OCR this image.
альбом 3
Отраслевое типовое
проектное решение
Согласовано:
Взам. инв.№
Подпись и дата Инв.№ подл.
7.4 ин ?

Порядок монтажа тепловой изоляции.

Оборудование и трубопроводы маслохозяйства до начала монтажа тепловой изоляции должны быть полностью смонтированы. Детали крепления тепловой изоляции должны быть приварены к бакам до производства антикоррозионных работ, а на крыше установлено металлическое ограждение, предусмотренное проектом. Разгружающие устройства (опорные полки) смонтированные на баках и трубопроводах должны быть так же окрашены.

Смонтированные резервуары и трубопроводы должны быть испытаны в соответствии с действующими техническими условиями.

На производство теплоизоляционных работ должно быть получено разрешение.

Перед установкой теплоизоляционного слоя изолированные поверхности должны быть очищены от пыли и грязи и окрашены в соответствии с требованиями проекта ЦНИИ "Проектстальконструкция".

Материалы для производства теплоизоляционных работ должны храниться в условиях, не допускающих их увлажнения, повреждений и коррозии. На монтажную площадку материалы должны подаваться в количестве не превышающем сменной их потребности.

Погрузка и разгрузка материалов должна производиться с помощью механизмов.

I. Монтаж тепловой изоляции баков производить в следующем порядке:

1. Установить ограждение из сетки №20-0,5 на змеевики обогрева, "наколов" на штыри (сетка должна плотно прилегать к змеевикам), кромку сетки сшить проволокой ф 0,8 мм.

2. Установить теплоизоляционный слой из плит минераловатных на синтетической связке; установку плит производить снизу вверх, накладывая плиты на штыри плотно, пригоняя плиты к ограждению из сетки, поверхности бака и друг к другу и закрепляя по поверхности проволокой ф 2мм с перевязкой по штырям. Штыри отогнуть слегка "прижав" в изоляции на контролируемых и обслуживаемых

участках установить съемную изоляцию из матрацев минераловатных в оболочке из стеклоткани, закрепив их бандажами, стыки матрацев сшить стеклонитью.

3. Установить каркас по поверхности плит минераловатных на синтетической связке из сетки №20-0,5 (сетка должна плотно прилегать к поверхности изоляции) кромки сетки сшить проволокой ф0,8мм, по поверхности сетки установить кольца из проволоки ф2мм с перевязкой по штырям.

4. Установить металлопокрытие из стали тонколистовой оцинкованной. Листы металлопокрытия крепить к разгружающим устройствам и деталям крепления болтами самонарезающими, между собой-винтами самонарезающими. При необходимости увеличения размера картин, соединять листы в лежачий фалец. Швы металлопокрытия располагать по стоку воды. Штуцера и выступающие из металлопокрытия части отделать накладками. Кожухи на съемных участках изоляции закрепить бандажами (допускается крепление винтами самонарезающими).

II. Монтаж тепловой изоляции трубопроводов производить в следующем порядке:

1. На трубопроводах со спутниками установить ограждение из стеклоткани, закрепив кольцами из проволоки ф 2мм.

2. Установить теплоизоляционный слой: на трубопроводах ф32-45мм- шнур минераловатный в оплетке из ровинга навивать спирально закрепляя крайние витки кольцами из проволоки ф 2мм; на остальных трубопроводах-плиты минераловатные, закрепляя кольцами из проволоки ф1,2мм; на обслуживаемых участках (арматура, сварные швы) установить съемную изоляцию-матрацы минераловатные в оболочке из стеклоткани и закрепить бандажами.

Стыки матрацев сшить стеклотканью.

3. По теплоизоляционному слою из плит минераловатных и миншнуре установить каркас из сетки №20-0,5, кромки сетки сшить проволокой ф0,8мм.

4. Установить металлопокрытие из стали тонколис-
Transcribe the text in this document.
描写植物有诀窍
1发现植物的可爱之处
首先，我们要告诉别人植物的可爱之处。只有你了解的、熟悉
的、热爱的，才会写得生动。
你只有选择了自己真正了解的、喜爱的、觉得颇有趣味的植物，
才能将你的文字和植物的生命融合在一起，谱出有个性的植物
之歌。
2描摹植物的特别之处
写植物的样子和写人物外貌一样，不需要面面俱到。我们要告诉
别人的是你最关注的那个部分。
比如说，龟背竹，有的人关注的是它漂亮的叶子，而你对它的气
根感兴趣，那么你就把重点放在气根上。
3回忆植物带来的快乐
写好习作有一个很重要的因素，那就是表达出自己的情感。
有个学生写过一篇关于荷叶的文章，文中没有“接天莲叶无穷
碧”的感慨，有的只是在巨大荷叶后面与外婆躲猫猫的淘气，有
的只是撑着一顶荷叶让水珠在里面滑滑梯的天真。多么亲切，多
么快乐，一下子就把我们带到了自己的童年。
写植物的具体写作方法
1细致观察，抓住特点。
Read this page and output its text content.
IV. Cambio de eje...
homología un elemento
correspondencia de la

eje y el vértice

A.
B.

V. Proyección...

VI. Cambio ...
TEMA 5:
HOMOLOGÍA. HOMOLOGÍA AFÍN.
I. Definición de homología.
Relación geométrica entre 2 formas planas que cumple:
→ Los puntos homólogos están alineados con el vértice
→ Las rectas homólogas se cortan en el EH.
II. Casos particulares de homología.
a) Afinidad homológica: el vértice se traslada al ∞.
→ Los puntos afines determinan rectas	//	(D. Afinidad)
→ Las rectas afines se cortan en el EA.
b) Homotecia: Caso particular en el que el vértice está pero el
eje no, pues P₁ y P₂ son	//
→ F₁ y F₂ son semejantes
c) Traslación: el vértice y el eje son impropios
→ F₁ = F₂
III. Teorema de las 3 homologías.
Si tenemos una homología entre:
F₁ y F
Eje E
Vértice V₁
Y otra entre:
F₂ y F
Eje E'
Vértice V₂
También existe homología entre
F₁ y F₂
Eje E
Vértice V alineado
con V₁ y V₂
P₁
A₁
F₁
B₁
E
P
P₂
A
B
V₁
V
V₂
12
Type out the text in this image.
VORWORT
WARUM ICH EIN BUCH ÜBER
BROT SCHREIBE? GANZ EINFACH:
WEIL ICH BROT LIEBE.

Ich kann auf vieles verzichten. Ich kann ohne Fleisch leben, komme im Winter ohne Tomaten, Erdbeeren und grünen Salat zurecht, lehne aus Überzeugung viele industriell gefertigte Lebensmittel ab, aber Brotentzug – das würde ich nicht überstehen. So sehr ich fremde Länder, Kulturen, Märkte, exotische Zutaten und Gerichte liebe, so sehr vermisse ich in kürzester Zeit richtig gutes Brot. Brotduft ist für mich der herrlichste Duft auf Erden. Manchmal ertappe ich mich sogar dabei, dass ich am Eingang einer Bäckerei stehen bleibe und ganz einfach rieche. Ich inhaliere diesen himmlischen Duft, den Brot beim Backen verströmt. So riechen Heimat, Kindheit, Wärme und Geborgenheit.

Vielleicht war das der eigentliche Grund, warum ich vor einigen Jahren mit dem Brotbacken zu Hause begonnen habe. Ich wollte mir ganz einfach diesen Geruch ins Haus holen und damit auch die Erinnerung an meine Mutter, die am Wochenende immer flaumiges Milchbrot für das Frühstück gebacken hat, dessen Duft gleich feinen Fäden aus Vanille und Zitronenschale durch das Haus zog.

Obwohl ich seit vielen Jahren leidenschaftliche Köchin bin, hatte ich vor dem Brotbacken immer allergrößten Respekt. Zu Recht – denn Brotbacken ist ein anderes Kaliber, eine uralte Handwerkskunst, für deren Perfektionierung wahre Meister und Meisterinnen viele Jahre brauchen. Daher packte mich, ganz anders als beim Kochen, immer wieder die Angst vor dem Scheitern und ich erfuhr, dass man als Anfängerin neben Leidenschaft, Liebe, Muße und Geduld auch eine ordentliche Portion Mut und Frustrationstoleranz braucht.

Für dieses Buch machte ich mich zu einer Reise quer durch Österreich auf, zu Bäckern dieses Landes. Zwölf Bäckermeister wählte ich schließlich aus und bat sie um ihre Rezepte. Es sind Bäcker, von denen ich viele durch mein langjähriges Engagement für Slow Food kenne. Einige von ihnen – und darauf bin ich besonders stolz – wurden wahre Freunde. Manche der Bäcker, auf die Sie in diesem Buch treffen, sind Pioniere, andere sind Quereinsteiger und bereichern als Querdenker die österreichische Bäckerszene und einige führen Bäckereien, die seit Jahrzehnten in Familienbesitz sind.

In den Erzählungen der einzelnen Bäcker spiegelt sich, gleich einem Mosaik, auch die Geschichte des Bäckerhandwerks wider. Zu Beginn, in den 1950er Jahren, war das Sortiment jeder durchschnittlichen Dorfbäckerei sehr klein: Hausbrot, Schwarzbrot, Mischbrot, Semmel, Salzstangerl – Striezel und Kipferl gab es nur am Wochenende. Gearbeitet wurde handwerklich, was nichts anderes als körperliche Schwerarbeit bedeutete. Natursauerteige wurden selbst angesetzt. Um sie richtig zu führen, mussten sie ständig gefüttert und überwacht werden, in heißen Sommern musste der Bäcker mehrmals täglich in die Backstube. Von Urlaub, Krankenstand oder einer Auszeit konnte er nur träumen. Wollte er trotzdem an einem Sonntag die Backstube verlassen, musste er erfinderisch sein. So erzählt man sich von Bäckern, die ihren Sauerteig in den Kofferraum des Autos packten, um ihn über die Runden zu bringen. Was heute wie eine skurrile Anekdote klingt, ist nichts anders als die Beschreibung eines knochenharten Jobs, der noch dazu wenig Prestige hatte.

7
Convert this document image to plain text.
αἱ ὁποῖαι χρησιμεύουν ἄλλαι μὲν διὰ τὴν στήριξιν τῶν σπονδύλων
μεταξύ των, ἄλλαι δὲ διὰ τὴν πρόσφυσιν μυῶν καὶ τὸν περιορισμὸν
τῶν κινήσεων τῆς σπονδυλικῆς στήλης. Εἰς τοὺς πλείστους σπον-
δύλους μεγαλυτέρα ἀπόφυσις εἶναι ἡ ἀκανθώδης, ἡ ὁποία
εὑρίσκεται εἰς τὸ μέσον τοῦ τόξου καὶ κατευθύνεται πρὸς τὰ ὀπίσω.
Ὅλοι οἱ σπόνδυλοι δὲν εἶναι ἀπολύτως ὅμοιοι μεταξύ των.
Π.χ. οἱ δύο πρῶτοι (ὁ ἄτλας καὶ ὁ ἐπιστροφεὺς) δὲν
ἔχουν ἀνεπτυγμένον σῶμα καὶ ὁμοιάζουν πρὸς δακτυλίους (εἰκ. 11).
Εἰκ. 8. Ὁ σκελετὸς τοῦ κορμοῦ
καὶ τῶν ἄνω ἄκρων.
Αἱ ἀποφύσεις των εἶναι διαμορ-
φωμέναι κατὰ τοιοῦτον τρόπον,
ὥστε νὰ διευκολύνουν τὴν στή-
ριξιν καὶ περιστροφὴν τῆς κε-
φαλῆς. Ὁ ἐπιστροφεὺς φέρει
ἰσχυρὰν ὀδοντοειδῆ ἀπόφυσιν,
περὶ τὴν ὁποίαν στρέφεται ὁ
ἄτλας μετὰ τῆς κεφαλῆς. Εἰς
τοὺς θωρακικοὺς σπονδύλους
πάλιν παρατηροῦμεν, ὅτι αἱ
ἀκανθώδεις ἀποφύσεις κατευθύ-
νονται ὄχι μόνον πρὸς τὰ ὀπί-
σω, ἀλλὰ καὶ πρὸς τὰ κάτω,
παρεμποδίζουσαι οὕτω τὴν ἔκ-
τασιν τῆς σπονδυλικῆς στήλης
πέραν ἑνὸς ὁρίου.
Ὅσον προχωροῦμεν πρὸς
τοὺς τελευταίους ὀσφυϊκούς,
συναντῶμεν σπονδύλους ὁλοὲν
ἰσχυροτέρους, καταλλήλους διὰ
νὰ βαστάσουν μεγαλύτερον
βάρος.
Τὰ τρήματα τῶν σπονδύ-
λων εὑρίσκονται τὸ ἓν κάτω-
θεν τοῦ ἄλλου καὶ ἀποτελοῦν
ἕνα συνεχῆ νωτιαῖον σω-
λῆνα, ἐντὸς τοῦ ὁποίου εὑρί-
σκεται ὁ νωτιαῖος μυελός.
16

------------------------

- _What needs to be done_: Identify every line where the string "работ" appears.

- _Full output_:
Оборудование и трубопроводы маслохозяйства до начала монтажа тепловой изоляции должны быть полностью смонтированы. Детали крепления тепловой изоляции должны быть приварены к бакам до производства антикоррозионных работ, а на крыше установлено металлическое ограждение, предусмотренное проектом. Разгружающие устройства (опорные полки) смонтированные на баках и трубопроводах должны быть так же окрашены.
На производство теплоизоляционных работ должно быть получено разрешение.
Материалы для производства теплоизоляционных работ должны храниться в условиях, не допускающих их увлажнения, повреждений и коррозии. На монтажную площадку материалы должны подаваться в количестве не превышающем сменной их потребности.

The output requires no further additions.